--- Start TASK MATERIAL ---

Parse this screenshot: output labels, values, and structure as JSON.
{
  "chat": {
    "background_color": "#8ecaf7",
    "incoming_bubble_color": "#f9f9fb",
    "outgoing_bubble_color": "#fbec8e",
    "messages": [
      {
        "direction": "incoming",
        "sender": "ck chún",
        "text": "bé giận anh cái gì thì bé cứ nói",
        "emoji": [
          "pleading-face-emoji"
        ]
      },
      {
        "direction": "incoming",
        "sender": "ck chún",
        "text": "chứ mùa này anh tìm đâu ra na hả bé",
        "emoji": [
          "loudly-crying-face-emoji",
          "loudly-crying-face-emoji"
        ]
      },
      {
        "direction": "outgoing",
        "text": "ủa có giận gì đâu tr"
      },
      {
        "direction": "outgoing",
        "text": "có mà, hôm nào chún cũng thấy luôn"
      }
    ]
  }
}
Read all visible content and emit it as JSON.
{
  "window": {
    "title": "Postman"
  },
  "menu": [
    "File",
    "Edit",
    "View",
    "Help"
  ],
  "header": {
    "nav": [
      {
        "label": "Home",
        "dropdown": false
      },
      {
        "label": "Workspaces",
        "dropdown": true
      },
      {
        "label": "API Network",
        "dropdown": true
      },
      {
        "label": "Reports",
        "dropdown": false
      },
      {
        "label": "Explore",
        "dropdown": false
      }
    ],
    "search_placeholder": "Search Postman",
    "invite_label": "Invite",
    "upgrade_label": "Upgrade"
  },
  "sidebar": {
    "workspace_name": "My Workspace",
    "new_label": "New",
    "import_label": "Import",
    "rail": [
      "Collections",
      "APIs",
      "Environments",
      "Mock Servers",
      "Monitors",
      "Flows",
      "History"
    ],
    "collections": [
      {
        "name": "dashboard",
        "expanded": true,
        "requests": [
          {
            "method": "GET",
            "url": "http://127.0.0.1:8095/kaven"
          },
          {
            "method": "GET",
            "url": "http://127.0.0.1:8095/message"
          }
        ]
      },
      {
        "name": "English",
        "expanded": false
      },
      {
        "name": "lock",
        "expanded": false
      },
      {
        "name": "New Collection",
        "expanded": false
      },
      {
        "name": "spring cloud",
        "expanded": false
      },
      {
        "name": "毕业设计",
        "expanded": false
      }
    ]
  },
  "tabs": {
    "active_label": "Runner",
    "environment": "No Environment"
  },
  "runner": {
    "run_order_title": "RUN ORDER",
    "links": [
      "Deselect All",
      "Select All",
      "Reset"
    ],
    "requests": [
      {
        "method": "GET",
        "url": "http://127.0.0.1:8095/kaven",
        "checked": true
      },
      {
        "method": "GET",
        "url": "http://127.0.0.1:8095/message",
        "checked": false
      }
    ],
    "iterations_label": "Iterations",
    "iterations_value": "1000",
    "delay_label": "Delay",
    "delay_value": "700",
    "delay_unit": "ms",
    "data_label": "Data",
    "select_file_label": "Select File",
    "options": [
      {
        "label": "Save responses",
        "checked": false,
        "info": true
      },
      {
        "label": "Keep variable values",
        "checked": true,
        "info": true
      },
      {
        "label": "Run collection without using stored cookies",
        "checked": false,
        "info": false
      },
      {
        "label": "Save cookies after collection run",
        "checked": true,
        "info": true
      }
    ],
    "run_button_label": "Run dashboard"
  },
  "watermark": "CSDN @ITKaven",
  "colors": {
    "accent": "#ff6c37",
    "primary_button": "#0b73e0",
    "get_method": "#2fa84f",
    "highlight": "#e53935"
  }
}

--- End TASK MATERIAL ---

_STATED GOAL_.
Identify each line in the records above containing the word "Postman"; copy those lines.

_EXPECTED OUTPUT_.
    "title": "Postman"
    "search_placeholder": "Search Postman",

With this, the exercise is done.